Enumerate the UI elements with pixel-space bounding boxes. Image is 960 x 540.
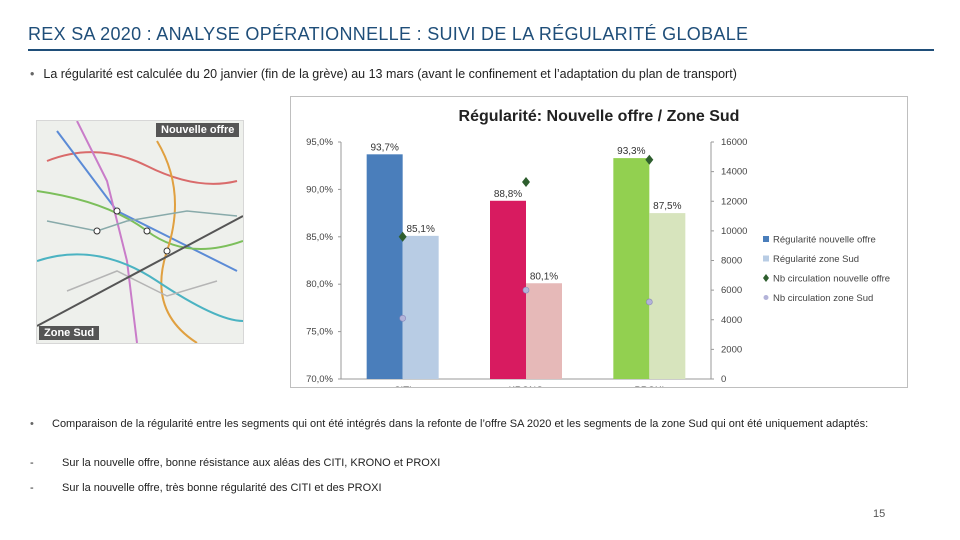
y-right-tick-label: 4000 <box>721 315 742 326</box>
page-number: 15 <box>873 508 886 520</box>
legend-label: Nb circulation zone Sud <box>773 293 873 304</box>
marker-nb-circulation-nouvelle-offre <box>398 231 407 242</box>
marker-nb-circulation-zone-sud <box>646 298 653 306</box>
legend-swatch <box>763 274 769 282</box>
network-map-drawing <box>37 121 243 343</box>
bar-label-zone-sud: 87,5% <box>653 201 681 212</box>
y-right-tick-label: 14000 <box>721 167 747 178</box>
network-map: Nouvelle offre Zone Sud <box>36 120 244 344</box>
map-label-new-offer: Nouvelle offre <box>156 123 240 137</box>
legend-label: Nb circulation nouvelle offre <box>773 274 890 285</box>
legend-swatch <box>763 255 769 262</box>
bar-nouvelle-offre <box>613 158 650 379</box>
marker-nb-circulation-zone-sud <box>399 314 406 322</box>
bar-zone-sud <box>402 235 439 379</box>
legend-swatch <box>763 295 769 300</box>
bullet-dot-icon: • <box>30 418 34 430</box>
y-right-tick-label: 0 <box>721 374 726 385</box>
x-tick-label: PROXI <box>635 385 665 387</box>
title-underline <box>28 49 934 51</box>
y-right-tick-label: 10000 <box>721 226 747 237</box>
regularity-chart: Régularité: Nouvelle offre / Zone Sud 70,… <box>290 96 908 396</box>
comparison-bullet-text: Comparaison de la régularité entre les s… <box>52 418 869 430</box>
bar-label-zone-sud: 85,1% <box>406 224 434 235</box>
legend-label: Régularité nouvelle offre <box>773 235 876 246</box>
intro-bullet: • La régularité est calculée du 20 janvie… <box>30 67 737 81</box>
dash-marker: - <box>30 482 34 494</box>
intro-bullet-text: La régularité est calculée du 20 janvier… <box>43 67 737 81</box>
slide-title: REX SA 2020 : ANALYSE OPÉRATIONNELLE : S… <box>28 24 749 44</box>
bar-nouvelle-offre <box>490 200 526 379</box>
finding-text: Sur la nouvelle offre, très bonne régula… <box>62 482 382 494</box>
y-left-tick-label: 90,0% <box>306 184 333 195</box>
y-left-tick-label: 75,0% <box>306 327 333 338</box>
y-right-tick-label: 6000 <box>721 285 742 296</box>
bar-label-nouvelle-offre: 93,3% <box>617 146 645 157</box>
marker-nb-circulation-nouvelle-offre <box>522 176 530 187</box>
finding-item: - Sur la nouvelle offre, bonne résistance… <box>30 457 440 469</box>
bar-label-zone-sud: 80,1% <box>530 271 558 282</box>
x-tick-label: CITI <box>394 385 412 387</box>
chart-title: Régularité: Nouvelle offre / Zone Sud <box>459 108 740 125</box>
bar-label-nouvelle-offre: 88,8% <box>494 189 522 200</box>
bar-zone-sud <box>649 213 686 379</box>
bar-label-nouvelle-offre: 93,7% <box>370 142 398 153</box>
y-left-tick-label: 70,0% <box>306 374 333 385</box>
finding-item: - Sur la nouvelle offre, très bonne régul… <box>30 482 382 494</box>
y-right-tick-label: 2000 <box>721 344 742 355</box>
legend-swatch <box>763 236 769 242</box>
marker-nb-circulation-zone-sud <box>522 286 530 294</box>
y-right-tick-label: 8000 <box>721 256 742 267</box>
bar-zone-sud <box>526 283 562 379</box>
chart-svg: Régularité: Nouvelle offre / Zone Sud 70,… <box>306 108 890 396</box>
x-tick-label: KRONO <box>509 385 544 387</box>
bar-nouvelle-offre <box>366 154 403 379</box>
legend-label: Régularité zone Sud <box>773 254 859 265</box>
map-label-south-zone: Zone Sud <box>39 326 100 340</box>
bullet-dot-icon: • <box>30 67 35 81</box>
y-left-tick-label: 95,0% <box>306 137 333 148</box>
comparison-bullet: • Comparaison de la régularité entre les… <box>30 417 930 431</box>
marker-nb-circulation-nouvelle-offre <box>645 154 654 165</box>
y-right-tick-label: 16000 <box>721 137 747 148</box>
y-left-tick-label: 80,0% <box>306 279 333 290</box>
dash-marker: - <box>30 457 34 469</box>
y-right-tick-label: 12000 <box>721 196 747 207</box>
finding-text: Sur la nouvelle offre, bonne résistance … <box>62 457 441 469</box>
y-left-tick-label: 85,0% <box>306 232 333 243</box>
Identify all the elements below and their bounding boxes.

*To be done:*
Copy out every line of the records above word for word, leaving out the pictures.

*Exercise solution:*
Enumerate the UI elements with pixel-space bounding boxes. Image is 960 x 540.
y-right-tick-label: 4000 <box>721 315 742 326</box>
page-number: 15 <box>873 508 886 520</box>
legend-label: Nb circulation zone Sud <box>773 293 873 304</box>
marker-nb-circulation-nouvelle-offre <box>398 231 407 242</box>
marker-nb-circulation-zone-sud <box>646 298 653 306</box>
legend-swatch <box>763 274 769 282</box>
network-map-drawing <box>37 121 243 343</box>
bar-label-zone-sud: 87,5% <box>653 201 681 212</box>
y-right-tick-label: 14000 <box>721 167 747 178</box>
network-map: Nouvelle offre Zone Sud <box>36 120 244 344</box>
map-label-new-offer: Nouvelle offre <box>156 123 240 137</box>
legend-label: Nb circulation nouvelle offre <box>773 274 890 285</box>
legend-swatch <box>763 255 769 262</box>
bar-nouvelle-offre <box>613 158 650 379</box>
marker-nb-circulation-zone-sud <box>399 314 406 322</box>
bar-zone-sud <box>402 235 439 379</box>
legend-swatch <box>763 295 769 300</box>
bullet-dot-icon: • <box>30 418 34 430</box>
y-right-tick-label: 0 <box>721 374 726 385</box>
x-tick-label: PROXI <box>635 385 665 387</box>
title-underline <box>28 49 934 51</box>
y-right-tick-label: 10000 <box>721 226 747 237</box>
regularity-chart: Régularité: Nouvelle offre / Zone Sud 70,… <box>290 96 908 396</box>
comparison-bullet-text: Comparaison de la régularité entre les s… <box>52 418 869 430</box>
bar-label-zone-sud: 85,1% <box>406 224 434 235</box>
legend-label: Régularité nouvelle offre <box>773 235 876 246</box>
intro-bullet: • La régularité est calculée du 20 janvie… <box>30 67 737 81</box>
dash-marker: - <box>30 482 34 494</box>
intro-bullet-text: La régularité est calculée du 20 janvier… <box>43 67 737 81</box>
slide-title: REX SA 2020 : ANALYSE OPÉRATIONNELLE : S… <box>28 24 749 44</box>
bar-nouvelle-offre <box>490 200 526 379</box>
finding-text: Sur la nouvelle offre, très bonne régula… <box>62 482 382 494</box>
y-left-tick-label: 90,0% <box>306 184 333 195</box>
y-left-tick-label: 75,0% <box>306 327 333 338</box>
y-right-tick-label: 6000 <box>721 285 742 296</box>
bar-label-nouvelle-offre: 93,3% <box>617 146 645 157</box>
marker-nb-circulation-nouvelle-offre <box>522 176 530 187</box>
finding-item: - Sur la nouvelle offre, bonne résistance… <box>30 457 440 469</box>
bar-label-zone-sud: 80,1% <box>530 271 558 282</box>
x-tick-label: CITI <box>394 385 412 387</box>
chart-title: Régularité: Nouvelle offre / Zone Sud <box>459 108 740 125</box>
bar-label-nouvelle-offre: 88,8% <box>494 189 522 200</box>
bar-zone-sud <box>649 213 686 379</box>
bar-label-nouvelle-offre: 93,7% <box>370 142 398 153</box>
y-left-tick-label: 70,0% <box>306 374 333 385</box>
finding-item: - Sur la nouvelle offre, très bonne régul… <box>30 482 382 494</box>
y-right-tick-label: 2000 <box>721 344 742 355</box>
legend-swatch <box>763 236 769 242</box>
marker-nb-circulation-zone-sud <box>522 286 530 294</box>
y-right-tick-label: 8000 <box>721 256 742 267</box>
bar-zone-sud <box>526 283 562 379</box>
chart-svg: Régularité: Nouvelle offre / Zone Sud 70,… <box>306 108 890 396</box>
x-tick-label: KRONO <box>509 385 544 387</box>
bar-nouvelle-offre <box>366 154 403 379</box>
legend-label: Régularité zone Sud <box>773 254 859 265</box>
map-label-south-zone: Zone Sud <box>39 326 100 340</box>
bullet-dot-icon: • <box>30 67 35 81</box>
y-left-tick-label: 95,0% <box>306 137 333 148</box>
comparison-bullet: • Comparaison de la régularité entre les… <box>30 417 930 431</box>
marker-nb-circulation-nouvelle-offre <box>645 154 654 165</box>
y-right-tick-label: 16000 <box>721 137 747 148</box>
y-left-tick-label: 80,0% <box>306 279 333 290</box>
dash-marker: - <box>30 457 34 469</box>
y-right-tick-label: 12000 <box>721 196 747 207</box>
finding-text: Sur la nouvelle offre, bonne résistance … <box>62 457 441 469</box>
y-left-tick-label: 85,0% <box>306 232 333 243</box>
Identify all the elements below and their bounding boxes.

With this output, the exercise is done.